§ **Short exercise**
Below are records; count the lines that contain "Traits" and give only the total.

§ **Records supplied**
# # # #
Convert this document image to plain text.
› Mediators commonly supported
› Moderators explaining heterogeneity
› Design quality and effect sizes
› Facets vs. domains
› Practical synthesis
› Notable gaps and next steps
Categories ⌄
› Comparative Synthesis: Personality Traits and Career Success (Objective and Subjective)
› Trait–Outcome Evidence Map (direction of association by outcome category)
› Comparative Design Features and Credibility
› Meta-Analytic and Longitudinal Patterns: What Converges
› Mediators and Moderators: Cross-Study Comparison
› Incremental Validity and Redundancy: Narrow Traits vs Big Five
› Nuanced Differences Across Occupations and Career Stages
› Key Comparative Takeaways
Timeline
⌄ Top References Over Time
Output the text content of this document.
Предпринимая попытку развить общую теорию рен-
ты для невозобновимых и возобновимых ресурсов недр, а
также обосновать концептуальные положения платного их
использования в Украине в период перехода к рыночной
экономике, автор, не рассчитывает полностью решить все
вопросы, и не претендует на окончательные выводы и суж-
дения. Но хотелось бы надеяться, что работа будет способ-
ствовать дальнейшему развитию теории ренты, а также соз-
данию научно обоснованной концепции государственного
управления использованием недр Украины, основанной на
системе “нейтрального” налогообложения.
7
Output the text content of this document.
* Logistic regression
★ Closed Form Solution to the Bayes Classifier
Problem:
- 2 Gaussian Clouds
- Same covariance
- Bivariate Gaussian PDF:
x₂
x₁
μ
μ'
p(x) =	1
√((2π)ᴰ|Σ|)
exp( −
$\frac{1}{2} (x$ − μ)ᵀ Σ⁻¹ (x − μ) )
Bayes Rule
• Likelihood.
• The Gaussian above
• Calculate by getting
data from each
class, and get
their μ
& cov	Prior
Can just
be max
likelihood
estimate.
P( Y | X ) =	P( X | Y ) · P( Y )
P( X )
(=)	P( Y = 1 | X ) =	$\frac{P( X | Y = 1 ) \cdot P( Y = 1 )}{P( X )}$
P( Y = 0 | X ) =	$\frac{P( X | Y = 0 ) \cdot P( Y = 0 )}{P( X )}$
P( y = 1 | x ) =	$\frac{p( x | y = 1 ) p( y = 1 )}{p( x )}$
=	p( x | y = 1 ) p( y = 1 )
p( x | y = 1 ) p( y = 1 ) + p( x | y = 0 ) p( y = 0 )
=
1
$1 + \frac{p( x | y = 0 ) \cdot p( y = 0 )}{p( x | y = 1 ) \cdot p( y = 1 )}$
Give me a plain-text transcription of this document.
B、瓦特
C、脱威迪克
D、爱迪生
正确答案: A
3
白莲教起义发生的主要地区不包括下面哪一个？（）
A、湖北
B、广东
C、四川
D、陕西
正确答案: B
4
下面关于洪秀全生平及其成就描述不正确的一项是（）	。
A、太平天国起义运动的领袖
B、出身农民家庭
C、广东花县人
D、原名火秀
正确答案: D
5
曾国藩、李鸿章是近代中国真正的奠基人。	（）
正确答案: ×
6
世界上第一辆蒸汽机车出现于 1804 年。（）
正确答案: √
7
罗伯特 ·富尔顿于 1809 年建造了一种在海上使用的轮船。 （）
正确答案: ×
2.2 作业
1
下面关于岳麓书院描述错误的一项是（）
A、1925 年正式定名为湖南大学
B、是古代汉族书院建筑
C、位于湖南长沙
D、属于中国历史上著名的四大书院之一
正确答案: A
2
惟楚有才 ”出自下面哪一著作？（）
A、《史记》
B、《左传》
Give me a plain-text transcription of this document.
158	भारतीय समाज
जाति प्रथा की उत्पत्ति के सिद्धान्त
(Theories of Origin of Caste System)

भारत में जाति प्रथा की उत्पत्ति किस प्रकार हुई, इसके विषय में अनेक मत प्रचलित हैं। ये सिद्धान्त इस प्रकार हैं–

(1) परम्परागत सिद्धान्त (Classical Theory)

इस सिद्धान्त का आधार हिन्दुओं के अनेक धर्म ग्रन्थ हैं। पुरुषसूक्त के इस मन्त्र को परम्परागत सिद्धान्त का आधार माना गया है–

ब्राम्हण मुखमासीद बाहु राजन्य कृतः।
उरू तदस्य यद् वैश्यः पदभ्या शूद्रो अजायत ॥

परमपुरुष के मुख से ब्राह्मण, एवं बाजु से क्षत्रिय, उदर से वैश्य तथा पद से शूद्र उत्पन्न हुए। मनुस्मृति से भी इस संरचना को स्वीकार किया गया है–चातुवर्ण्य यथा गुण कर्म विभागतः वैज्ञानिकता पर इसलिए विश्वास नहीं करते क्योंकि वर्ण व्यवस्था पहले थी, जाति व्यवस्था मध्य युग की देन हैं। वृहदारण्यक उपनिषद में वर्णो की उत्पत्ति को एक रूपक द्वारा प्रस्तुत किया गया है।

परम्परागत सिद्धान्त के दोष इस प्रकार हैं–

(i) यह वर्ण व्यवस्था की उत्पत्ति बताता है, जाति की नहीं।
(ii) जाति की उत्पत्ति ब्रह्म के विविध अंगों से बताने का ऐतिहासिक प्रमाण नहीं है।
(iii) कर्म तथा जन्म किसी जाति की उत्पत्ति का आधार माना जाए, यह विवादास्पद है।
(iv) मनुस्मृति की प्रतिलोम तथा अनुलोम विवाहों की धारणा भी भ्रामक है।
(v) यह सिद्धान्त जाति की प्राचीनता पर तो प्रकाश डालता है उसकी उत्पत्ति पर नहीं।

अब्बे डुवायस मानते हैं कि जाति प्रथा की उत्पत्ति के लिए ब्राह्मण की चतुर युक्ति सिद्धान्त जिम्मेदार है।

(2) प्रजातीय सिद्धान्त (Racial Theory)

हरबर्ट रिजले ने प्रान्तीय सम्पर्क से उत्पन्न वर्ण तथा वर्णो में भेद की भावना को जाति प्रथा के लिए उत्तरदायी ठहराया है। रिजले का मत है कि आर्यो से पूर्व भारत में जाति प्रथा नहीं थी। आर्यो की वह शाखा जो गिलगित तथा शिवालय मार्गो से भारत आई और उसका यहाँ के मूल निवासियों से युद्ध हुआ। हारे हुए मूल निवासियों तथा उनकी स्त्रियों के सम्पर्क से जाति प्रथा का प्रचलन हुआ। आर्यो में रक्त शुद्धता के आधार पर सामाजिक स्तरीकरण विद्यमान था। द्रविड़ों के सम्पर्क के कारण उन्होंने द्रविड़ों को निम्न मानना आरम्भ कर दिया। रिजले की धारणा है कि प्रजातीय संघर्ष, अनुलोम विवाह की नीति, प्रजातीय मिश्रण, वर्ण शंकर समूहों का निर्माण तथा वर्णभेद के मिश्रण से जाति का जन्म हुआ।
# # # #
§ **Output for this task**
2